# WHAT YOU ARE ASKED TO DO:
Show, in full, each line of the data that contains "ffffff".

Data entries for graphics
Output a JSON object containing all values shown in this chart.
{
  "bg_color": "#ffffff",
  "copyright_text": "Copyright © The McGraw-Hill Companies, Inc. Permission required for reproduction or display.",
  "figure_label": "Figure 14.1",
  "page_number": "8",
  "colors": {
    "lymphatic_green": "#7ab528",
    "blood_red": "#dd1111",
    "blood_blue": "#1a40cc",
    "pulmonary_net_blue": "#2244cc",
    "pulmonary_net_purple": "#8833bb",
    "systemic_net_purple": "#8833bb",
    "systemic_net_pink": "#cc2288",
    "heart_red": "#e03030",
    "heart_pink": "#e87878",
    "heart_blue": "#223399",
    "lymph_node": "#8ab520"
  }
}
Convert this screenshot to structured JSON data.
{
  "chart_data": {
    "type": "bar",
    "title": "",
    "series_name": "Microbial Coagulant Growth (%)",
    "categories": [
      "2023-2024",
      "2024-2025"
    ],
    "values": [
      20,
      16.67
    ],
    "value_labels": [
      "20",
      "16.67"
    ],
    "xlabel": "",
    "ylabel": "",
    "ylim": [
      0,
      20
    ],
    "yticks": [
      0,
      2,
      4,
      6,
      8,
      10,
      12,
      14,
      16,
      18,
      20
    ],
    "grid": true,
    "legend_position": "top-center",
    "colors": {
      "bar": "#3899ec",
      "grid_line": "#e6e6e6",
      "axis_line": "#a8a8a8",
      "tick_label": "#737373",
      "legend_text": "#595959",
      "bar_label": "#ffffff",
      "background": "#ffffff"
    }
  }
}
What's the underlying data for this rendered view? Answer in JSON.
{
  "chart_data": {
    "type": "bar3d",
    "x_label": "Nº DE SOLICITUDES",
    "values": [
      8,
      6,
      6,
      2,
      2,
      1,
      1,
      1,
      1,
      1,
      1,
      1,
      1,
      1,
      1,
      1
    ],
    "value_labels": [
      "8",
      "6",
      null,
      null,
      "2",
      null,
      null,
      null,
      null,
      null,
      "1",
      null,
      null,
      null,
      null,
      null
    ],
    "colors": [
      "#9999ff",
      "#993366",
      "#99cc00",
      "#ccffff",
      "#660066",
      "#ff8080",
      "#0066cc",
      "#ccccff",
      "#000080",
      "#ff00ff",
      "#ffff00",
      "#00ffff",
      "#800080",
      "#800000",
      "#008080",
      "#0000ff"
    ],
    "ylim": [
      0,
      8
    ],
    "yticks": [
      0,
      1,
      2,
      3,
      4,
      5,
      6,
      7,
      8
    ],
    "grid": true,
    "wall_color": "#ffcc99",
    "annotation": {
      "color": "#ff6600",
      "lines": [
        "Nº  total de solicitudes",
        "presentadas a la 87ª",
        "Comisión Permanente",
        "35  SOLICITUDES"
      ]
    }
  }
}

# RESPONSE TO THE TASK:
  "bg_color": "#ffffff",
      "bar_label": "#ffffff",
      "background": "#ffffff"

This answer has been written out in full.